**Stored records:**
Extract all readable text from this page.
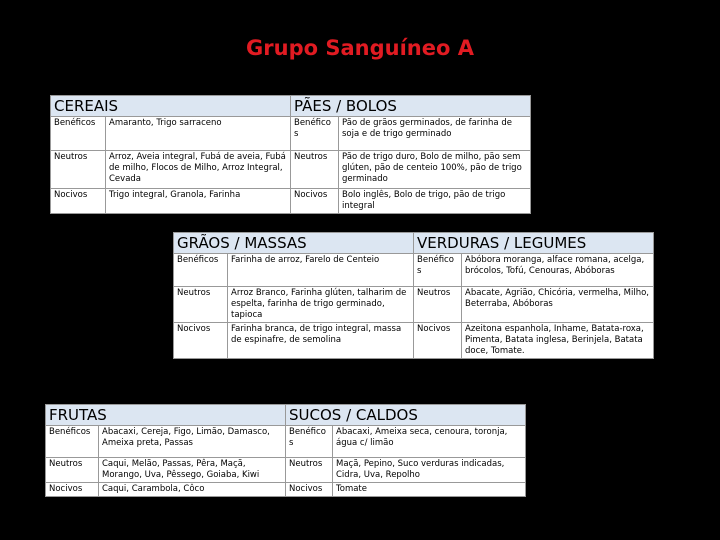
Grupo Sanguíneo A
CEREAIS		PÃES / BOLOS	
Benéficos	Amaranto, Trigo sarraceno	Benéfico s	Pão de grãos germinados, de farinha de soja e de trigo germinado
Neutros	Arroz, Aveia integral, Fubá de aveia, Fubá de milho, Flocos de Milho, Arroz Integral, Cevada	Neutros	Pão de trigo duro, Bolo de milho, pão sem glúten, pão de centeio 100%, pão de trigo germinado
Nocivos	Trigo integral, Granola, Farinha	Nocivos	Bolo inglês, Bolo de trigo, pão de trigo integral
GRÃOS / MASSAS		VERDURAS / LEGUMES	
Benéficos	Farinha de arroz, Farelo de Centeio	Benéfico s	Abóbora moranga, alface romana, acelga, brócolos, Tofú, Cenouras, Abóboras
Neutros	Arroz Branco, Farinha glúten, talharim de espelta, farinha de trigo germinado, tapioca	Neutros	Abacate, Agrião, Chicória, vermelha, Milho, Beterraba, Abóboras
Nocivos	Farinha branca, de trigo integral, massa de espinafre, de semolina	Nocivos	Azeitona espanhola, Inhame, Batata-roxa, Pimenta, Batata inglesa, Berinjela, Batata doce, Tomate.
FRUTAS		SUCOS / CALDOS	
Benéficos	Abacaxi, Cereja, Figo, Limão, Damasco, Ameixa preta, Passas	Benéfico s	Abacaxi, Ameixa seca, cenoura, toronja, água c/ limão
Neutros	Caqui, Melão, Passas, Pêra, Maçã, Morango, Uva, Pêssego, Goiaba, Kiwi	Neutros	Maçã, Pepino, Suco verduras indicadas, Cidra, Uva, Repolho
Nocivos	Caqui, Carambola, Côco	Nocivos	Tomate
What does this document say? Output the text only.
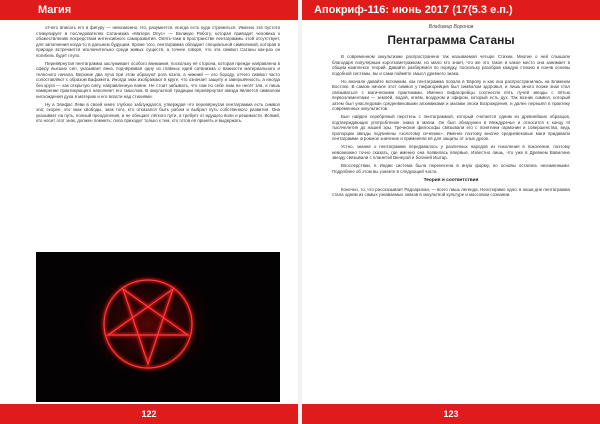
Магия	Апокриф-116: июнь 2017 (17(5.3 е.п.)

отчего вписать его в фигуру — невозможно. Но, разумеется, всегда есть куда стремиться. Именно эта пустота стимулирует в последователях Сатанизма «Матери Опус» — Великую Работу, которая приводит человека к обожествлению посредством интенсивного саморазвития. Опять-таки в пространстве пентаграммы этой отсутствует, для заполнения когда-то в дальнем будущем. Кроме того, пентаграмма обладает специальной символикой, которая в природе встречается исключительно среди живых существ, а точнее говоря, что эта символ Сатаны как-раз он погибель будет глупо.

Перевёрнутая пентаграмма заслуживает особого внимания, поскольку её сторона, которая прежде направлена в сферу высших сил, указывает вниз, подчёркивая одну из главных идей сатанизма о важности материального и телесного начала. Верхние два луча при этом образуют рога козла, а нижний — его бороду, отчего символ часто сопоставляют с образом Бафомета. Иногда знак изображают в круге, что означает защиту и завершённость, а иногда без круга — как открытую силу, направленную вовне. Не стоит забывать, что сам по себе знак не несёт зла, и лишь намерение практикующего наполняет его смыслом. В оккультной традиции перевёрнутая звезда является символом нисхождения духа в материю и его власти над стихиями.

Ну а Элифас Леви в своей книге глубоко заблуждался, утверждая что перевёрнутая пентаграмма есть символ зла; скорее, это знак свободы, знак того, кто отказался быть рабом и выбрал путь собственного развития. Она указывает на путь, полный преодоления, и не обещает лёгкого пути, а требует от идущего воли и решимости. Всякий, кто носит этот знак, должен помнить: сила приходит только к тем, кто готов её принять и выдержать.

Владимир Воронов
Пентаграмма Сатаны

В современном оккультизме распространена так называемая четыре Стихии. Многие о ней слышали благодаря популярным короткометражкам, но мало кто знает, что же это такое и какое место она занимает в общем комплексе теорий. Давайте разберёмся по порядку, поскольку разобрав каждую стихию и поняв основы подобной системы, вы и сами поймёте смысл древнего знака.

Но вначале давайте вспомним, как пентаграмма попала в Европу и как она распространилась на Ближнем Востоке. В самом начале этот символ у пифагорейцев был символом здоровья, и лишь много позже знак стал связываться с магическими практиками. Именно пифагорейцы соотнесли пять лучей звезды с пятью первоэлементами — землёй, водой, огнём, воздухом и эфиром, который есть дух. Так возник символ, который затем был унаследован средневековыми алхимиками и магами эпохи Возрождения, и далее перешёл в практику современных оккультистов.

Был найден серебряный перстень с пентаграммой, который считается одним из древнейших образцов, подтверждающих употребление знака в магии. Он был обнаружен в Междуречье и относится к концу III тысячелетия до нашей эры. Греческие философы связывали его с понятием гармонии и совершенства, ведь пропорции звезды подчинены «золотому сечению». Именно поэтому многие средневековые маги придавали пентаграмме огромное значение и применяли её для защиты от злых духов.

Устно, знание о пентаграмме передавалось у различных народов из поколения в поколение, поэтому невозможно точно сказать, где именно она появилась впервые. Известно лишь, что уже в Древнем Вавилоне звезду связывали с планетой Венерой и богиней Иштар.

Впоследствии, в Индии система была перенесена в иную форму, но основы остались неизменными. Подробнее об этом вы узнаете в следующей части.

Теория и соответствия

Конечно, то, что рассказывает Радоарнхан, — всего лишь легенда. Неоспоримо одно: в наши дни пентаграмма стала одним из самых узнаваемых знаков в оккультной культуре и массовом сознании.

122	123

**INSTRUCTION:**
Leave out the pictures and print each record exactly as it stands.

**THE RESPONSE:**
Extract all readable text from this page.
Grupo Sanguíneo A
CEREAIS		PÃES / BOLOS	
Benéficos	Amaranto, Trigo sarraceno	Benéfico s	Pão de grãos germinados, de farinha de soja e de trigo germinado
Neutros	Arroz, Aveia integral, Fubá de aveia, Fubá de milho, Flocos de Milho, Arroz Integral, Cevada	Neutros	Pão de trigo duro, Bolo de milho, pão sem glúten, pão de centeio 100%, pão de trigo germinado
Nocivos	Trigo integral, Granola, Farinha	Nocivos	Bolo inglês, Bolo de trigo, pão de trigo integral
GRÃOS / MASSAS		VERDURAS / LEGUMES	
Benéficos	Farinha de arroz, Farelo de Centeio	Benéfico s	Abóbora moranga, alface romana, acelga, brócolos, Tofú, Cenouras, Abóboras
Neutros	Arroz Branco, Farinha glúten, talharim de espelta, farinha de trigo germinado, tapioca	Neutros	Abacate, Agrião, Chicória, vermelha, Milho, Beterraba, Abóboras
Nocivos	Farinha branca, de trigo integral, massa de espinafre, de semolina	Nocivos	Azeitona espanhola, Inhame, Batata-roxa, Pimenta, Batata inglesa, Berinjela, Batata doce, Tomate.
FRUTAS		SUCOS / CALDOS	
Benéficos	Abacaxi, Cereja, Figo, Limão, Damasco, Ameixa preta, Passas	Benéfico s	Abacaxi, Ameixa seca, cenoura, toronja, água c/ limão
Neutros	Caqui, Melão, Passas, Pêra, Maçã, Morango, Uva, Pêssego, Goiaba, Kiwi	Neutros	Maçã, Pepino, Suco verduras indicadas, Cidra, Uva, Repolho
Nocivos	Caqui, Carambola, Côco	Nocivos	Tomate
What does this document say? Output the text only.
Магия	Апокриф-116: июнь 2017 (17(5.3 е.п.)

отчего вписать его в фигуру — невозможно. Но, разумеется, всегда есть куда стремиться. Именно эта пустота стимулирует в последователях Сатанизма «Матери Опус» — Великую Работу, которая приводит человека к обожествлению посредством интенсивного саморазвития. Опять-таки в пространстве пентаграммы этой отсутствует, для заполнения когда-то в дальнем будущем. Кроме того, пентаграмма обладает специальной символикой, которая в природе встречается исключительно среди живых существ, а точнее говоря, что эта символ Сатаны как-раз он погибель будет глупо.

Перевёрнутая пентаграмма заслуживает особого внимания, поскольку её сторона, которая прежде направлена в сферу высших сил, указывает вниз, подчёркивая одну из главных идей сатанизма о важности материального и телесного начала. Верхние два луча при этом образуют рога козла, а нижний — его бороду, отчего символ часто сопоставляют с образом Бафомета. Иногда знак изображают в круге, что означает защиту и завершённость, а иногда без круга — как открытую силу, направленную вовне. Не стоит забывать, что сам по себе знак не несёт зла, и лишь намерение практикующего наполняет его смыслом. В оккультной традиции перевёрнутая звезда является символом нисхождения духа в материю и его власти над стихиями.

Ну а Элифас Леви в своей книге глубоко заблуждался, утверждая что перевёрнутая пентаграмма есть символ зла; скорее, это знак свободы, знак того, кто отказался быть рабом и выбрал путь собственного развития. Она указывает на путь, полный преодоления, и не обещает лёгкого пути, а требует от идущего воли и решимости. Всякий, кто носит этот знак, должен помнить: сила приходит только к тем, кто готов её принять и выдержать.

Владимир Воронов
Пентаграмма Сатаны

В современном оккультизме распространена так называемая четыре Стихии. Многие о ней слышали благодаря популярным короткометражкам, но мало кто знает, что же это такое и какое место она занимает в общем комплексе теорий. Давайте разберёмся по порядку, поскольку разобрав каждую стихию и поняв основы подобной системы, вы и сами поймёте смысл древнего знака.

Но вначале давайте вспомним, как пентаграмма попала в Европу и как она распространилась на Ближнем Востоке. В самом начале этот символ у пифагорейцев был символом здоровья, и лишь много позже знак стал связываться с магическими практиками. Именно пифагорейцы соотнесли пять лучей звезды с пятью первоэлементами — землёй, водой, огнём, воздухом и эфиром, который есть дух. Так возник символ, который затем был унаследован средневековыми алхимиками и магами эпохи Возрождения, и далее перешёл в практику современных оккультистов.

Был найден серебряный перстень с пентаграммой, который считается одним из древнейших образцов, подтверждающих употребление знака в магии. Он был обнаружен в Междуречье и относится к концу III тысячелетия до нашей эры. Греческие философы связывали его с понятием гармонии и совершенства, ведь пропорции звезды подчинены «золотому сечению». Именно поэтому многие средневековые маги придавали пентаграмме огромное значение и применяли её для защиты от злых духов.

Устно, знание о пентаграмме передавалось у различных народов из поколения в поколение, поэтому невозможно точно сказать, где именно она появилась впервые. Известно лишь, что уже в Древнем Вавилоне звезду связывали с планетой Венерой и богиней Иштар.

Впоследствии, в Индии система была перенесена в иную форму, но основы остались неизменными. Подробнее об этом вы узнаете в следующей части.

Теория и соответствия

Конечно, то, что рассказывает Радоарнхан, — всего лишь легенда. Неоспоримо одно: в наши дни пентаграмма стала одним из самых узнаваемых знаков в оккультной культуре и массовом сознании.

122	123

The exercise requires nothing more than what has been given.